§ **Excerpted records**:
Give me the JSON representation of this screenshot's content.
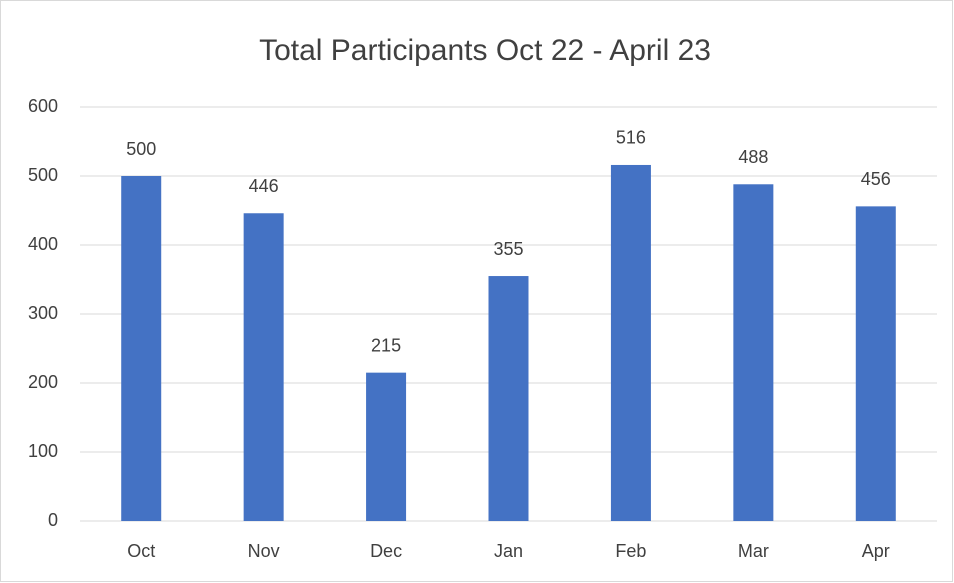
{
  "chart_data": {
    "type": "bar",
    "title": "Total Participants Oct 22 - April 23",
    "categories": [
      "Oct",
      "Nov",
      "Dec",
      "Jan",
      "Feb",
      "Mar",
      "Apr"
    ],
    "values": [
      500,
      446,
      215,
      355,
      516,
      488,
      456
    ],
    "color": "#4472c4",
    "ylim": [
      0,
      600
    ],
    "yticks": [
      0,
      100,
      200,
      300,
      400,
      500,
      600
    ],
    "grid": true
  }
}
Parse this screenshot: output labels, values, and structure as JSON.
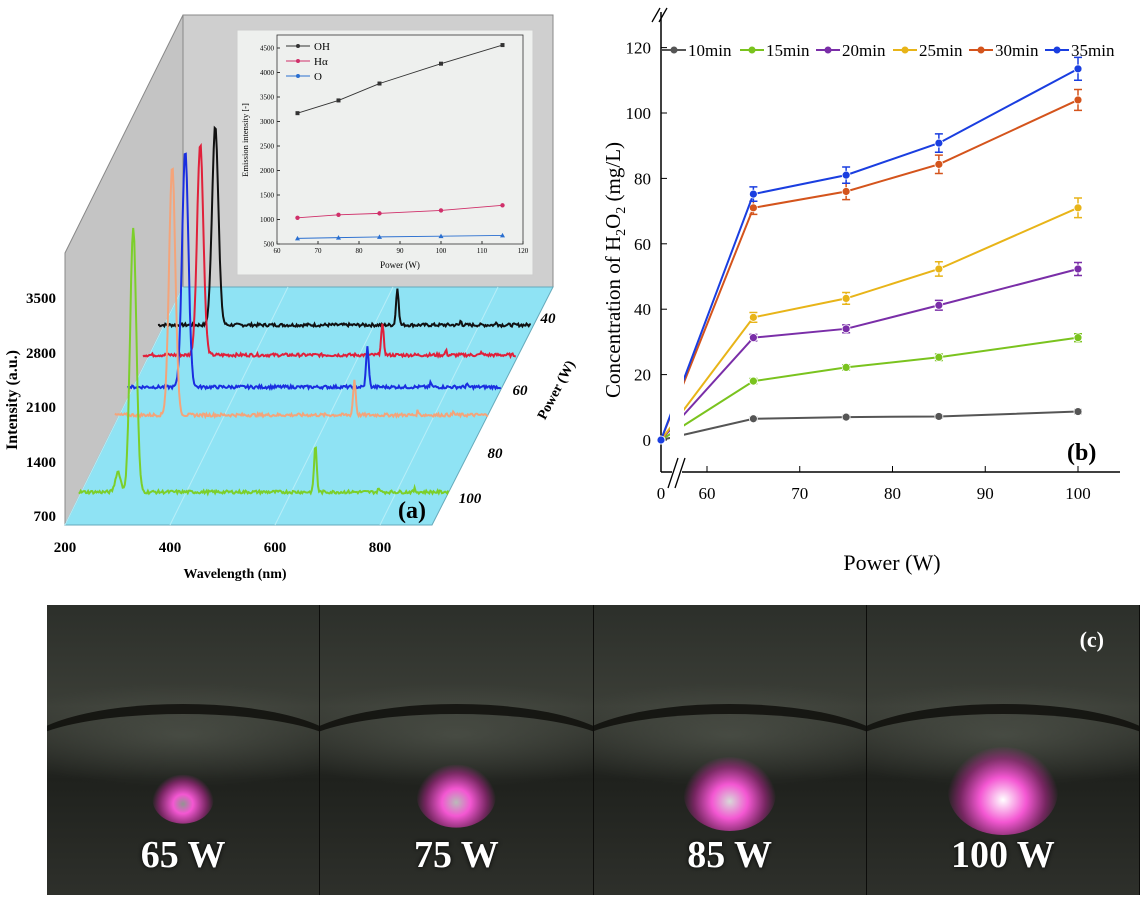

§ **Written task**:
Write the listing out a second time exactly, dropping all images.

§ **Exercise result**:
Give me the JSON representation of this screenshot's content.
{
  "chart_data": {
    "type": "bar",
    "title": "Total Participants Oct 22 - April 23",
    "categories": [
      "Oct",
      "Nov",
      "Dec",
      "Jan",
      "Feb",
      "Mar",
      "Apr"
    ],
    "values": [
      500,
      446,
      215,
      355,
      516,
      488,
      456
    ],
    "color": "#4472c4",
    "ylim": [
      0,
      600
    ],
    "yticks": [
      0,
      100,
      200,
      300,
      400,
      500,
      600
    ],
    "grid": true
  }
}
Parse this screenshot: output labels, values, and structure as JSON.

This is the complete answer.